▶ Short task
Starting with the line that contains "What data populates", set down each line through the end of the entries below, exactly and with nothing added.

▶ Exercise inputs
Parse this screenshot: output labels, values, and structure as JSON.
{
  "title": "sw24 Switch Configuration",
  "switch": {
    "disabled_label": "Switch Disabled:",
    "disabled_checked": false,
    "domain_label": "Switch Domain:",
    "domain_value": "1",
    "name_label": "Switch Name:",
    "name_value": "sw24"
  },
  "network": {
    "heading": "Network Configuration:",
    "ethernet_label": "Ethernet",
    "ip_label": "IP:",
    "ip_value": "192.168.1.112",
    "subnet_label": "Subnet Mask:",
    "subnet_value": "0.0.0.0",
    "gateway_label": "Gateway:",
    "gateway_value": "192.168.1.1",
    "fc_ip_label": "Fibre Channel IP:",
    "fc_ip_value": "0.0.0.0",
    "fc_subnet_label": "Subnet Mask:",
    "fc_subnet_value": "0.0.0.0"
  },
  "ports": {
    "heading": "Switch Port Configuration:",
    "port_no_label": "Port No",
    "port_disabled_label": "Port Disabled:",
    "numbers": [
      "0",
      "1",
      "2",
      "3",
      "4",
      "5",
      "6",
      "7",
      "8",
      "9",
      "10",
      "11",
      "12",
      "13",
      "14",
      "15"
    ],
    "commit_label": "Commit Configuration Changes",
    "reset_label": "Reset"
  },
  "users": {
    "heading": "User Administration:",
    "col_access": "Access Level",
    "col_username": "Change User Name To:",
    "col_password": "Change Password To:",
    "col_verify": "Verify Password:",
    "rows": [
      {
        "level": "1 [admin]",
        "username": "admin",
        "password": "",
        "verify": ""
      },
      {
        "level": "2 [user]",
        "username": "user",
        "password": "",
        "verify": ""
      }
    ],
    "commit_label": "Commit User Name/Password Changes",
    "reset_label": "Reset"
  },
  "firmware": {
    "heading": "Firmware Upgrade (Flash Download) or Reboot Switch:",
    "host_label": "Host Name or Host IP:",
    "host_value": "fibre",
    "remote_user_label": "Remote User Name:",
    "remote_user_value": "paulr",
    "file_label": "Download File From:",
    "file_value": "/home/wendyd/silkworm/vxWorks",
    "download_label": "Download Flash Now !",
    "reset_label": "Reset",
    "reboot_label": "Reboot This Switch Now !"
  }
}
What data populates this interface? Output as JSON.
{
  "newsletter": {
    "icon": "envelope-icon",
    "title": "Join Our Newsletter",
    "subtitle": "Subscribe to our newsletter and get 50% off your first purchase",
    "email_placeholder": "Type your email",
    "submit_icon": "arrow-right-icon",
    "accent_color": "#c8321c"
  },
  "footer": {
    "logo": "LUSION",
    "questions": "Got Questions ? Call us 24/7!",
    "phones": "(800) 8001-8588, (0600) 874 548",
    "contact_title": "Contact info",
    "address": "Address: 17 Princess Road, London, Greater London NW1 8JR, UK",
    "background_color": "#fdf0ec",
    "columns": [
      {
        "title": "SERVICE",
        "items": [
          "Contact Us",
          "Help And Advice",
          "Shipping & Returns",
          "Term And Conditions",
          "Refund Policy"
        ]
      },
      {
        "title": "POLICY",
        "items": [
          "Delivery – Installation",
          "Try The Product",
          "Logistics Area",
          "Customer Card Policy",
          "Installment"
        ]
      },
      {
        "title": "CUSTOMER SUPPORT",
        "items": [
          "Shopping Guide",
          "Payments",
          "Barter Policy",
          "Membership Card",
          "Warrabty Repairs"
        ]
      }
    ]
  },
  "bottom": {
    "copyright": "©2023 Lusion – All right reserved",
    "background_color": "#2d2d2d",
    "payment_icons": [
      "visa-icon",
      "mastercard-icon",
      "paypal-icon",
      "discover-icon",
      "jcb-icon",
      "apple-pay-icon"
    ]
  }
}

▶ Output below
What data populates this interface? Output as JSON.
{
  "newsletter": {
    "icon": "envelope-icon",
    "title": "Join Our Newsletter",
    "subtitle": "Subscribe to our newsletter and get 50% off your first purchase",
    "email_placeholder": "Type your email",
    "submit_icon": "arrow-right-icon",
    "accent_color": "#c8321c"
  },
  "footer": {
    "logo": "LUSION",
    "questions": "Got Questions ? Call us 24/7!",
    "phones": "(800) 8001-8588, (0600) 874 548",
    "contact_title": "Contact info",
    "address": "Address: 17 Princess Road, London, Greater London NW1 8JR, UK",
    "background_color": "#fdf0ec",
    "columns": [
      {
        "title": "SERVICE",
        "items": [
          "Contact Us",
          "Help And Advice",
          "Shipping & Returns",
          "Term And Conditions",
          "Refund Policy"
        ]
      },
      {
        "title": "POLICY",
        "items": [
          "Delivery – Installation",
          "Try The Product",
          "Logistics Area",
          "Customer Card Policy",
          "Installment"
        ]
      },
      {
        "title": "CUSTOMER SUPPORT",
        "items": [
          "Shopping Guide",
          "Payments",
          "Barter Policy",
          "Membership Card",
          "Warrabty Repairs"
        ]
      }
    ]
  },
  "bottom": {
    "copyright": "©2023 Lusion – All right reserved",
    "background_color": "#2d2d2d",
    "payment_icons": [
      "visa-icon",
      "mastercard-icon",
      "paypal-icon",
      "discover-icon",
      "jcb-icon",
      "apple-pay-icon"
    ]
  }
}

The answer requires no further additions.